* [DESCRIPTION OF THE TASK] Copy out the listing exactly.
# # # # #
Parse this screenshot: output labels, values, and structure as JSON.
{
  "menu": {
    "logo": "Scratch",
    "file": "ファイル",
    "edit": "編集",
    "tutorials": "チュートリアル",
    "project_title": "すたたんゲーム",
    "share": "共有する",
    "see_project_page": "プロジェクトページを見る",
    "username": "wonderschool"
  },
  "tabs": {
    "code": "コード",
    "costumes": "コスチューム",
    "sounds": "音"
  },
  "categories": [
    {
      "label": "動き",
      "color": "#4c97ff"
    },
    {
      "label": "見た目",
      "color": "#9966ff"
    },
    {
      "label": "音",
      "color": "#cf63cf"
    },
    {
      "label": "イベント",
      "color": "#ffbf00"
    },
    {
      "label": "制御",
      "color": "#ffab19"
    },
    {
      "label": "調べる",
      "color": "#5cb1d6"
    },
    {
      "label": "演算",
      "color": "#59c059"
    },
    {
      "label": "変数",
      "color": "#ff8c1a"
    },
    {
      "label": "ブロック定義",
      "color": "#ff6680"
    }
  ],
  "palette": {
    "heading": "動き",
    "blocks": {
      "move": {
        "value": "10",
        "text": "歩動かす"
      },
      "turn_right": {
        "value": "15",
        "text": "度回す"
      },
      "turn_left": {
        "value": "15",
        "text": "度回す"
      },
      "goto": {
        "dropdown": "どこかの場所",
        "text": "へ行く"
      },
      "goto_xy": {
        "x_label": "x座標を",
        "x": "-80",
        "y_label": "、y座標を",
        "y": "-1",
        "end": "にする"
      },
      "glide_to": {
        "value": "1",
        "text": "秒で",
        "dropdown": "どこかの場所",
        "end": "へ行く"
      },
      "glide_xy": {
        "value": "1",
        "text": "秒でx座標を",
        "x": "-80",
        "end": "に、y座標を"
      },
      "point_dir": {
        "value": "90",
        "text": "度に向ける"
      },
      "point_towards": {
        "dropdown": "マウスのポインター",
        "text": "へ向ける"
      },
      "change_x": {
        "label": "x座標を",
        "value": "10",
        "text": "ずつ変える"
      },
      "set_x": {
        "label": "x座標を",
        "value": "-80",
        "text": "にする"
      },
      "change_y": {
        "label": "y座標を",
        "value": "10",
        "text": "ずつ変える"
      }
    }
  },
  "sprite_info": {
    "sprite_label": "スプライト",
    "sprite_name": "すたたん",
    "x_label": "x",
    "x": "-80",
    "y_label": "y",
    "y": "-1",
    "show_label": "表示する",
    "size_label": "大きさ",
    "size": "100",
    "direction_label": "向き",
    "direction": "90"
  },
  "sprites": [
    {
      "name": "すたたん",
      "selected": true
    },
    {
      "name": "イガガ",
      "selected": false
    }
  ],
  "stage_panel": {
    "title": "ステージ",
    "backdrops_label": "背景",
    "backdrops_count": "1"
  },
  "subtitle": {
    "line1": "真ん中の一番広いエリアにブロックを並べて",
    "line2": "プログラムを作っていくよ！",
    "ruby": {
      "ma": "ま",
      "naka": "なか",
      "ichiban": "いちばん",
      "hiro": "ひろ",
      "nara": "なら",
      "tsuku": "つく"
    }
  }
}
# # # # #
* [RESPONSE]
Parse this screenshot: output labels, values, and structure as JSON.
{
  "menu": {
    "logo": "Scratch",
    "file": "ファイル",
    "edit": "編集",
    "tutorials": "チュートリアル",
    "project_title": "すたたんゲーム",
    "share": "共有する",
    "see_project_page": "プロジェクトページを見る",
    "username": "wonderschool"
  },
  "tabs": {
    "code": "コード",
    "costumes": "コスチューム",
    "sounds": "音"
  },
  "categories": [
    {
      "label": "動き",
      "color": "#4c97ff"
    },
    {
      "label": "見た目",
      "color": "#9966ff"
    },
    {
      "label": "音",
      "color": "#cf63cf"
    },
    {
      "label": "イベント",
      "color": "#ffbf00"
    },
    {
      "label": "制御",
      "color": "#ffab19"
    },
    {
      "label": "調べる",
      "color": "#5cb1d6"
    },
    {
      "label": "演算",
      "color": "#59c059"
    },
    {
      "label": "変数",
      "color": "#ff8c1a"
    },
    {
      "label": "ブロック定義",
      "color": "#ff6680"
    }
  ],
  "palette": {
    "heading": "動き",
    "blocks": {
      "move": {
        "value": "10",
        "text": "歩動かす"
      },
      "turn_right": {
        "value": "15",
        "text": "度回す"
      },
      "turn_left": {
        "value": "15",
        "text": "度回す"
      },
      "goto": {
        "dropdown": "どこかの場所",
        "text": "へ行く"
      },
      "goto_xy": {
        "x_label": "x座標を",
        "x": "-80",
        "y_label": "、y座標を",
        "y": "-1",
        "end": "にする"
      },
      "glide_to": {
        "value": "1",
        "text": "秒で",
        "dropdown": "どこかの場所",
        "end": "へ行く"
      },
      "glide_xy": {
        "value": "1",
        "text": "秒でx座標を",
        "x": "-80",
        "end": "に、y座標を"
      },
      "point_dir": {
        "value": "90",
        "text": "度に向ける"
      },
      "point_towards": {
        "dropdown": "マウスのポインター",
        "text": "へ向ける"
      },
      "change_x": {
        "label": "x座標を",
        "value": "10",
        "text": "ずつ変える"
      },
      "set_x": {
        "label": "x座標を",
        "value": "-80",
        "text": "にする"
      },
      "change_y": {
        "label": "y座標を",
        "value": "10",
        "text": "ずつ変える"
      }
    }
  },
  "sprite_info": {
    "sprite_label": "スプライト",
    "sprite_name": "すたたん",
    "x_label": "x",
    "x": "-80",
    "y_label": "y",
    "y": "-1",
    "show_label": "表示する",
    "size_label": "大きさ",
    "size": "100",
    "direction_label": "向き",
    "direction": "90"
  },
  "sprites": [
    {
      "name": "すたたん",
      "selected": true
    },
    {
      "name": "イガガ",
      "selected": false
    }
  ],
  "stage_panel": {
    "title": "ステージ",
    "backdrops_label": "背景",
    "backdrops_count": "1"
  },
  "subtitle": {
    "line1": "真ん中の一番広いエリアにブロックを並べて",
    "line2": "プログラムを作っていくよ！",
    "ruby": {
      "ma": "ま",
      "naka": "なか",
      "ichiban": "いちばん",
      "hiro": "ひろ",
      "nara": "なら",
      "tsuku": "つく"
    }
  }
}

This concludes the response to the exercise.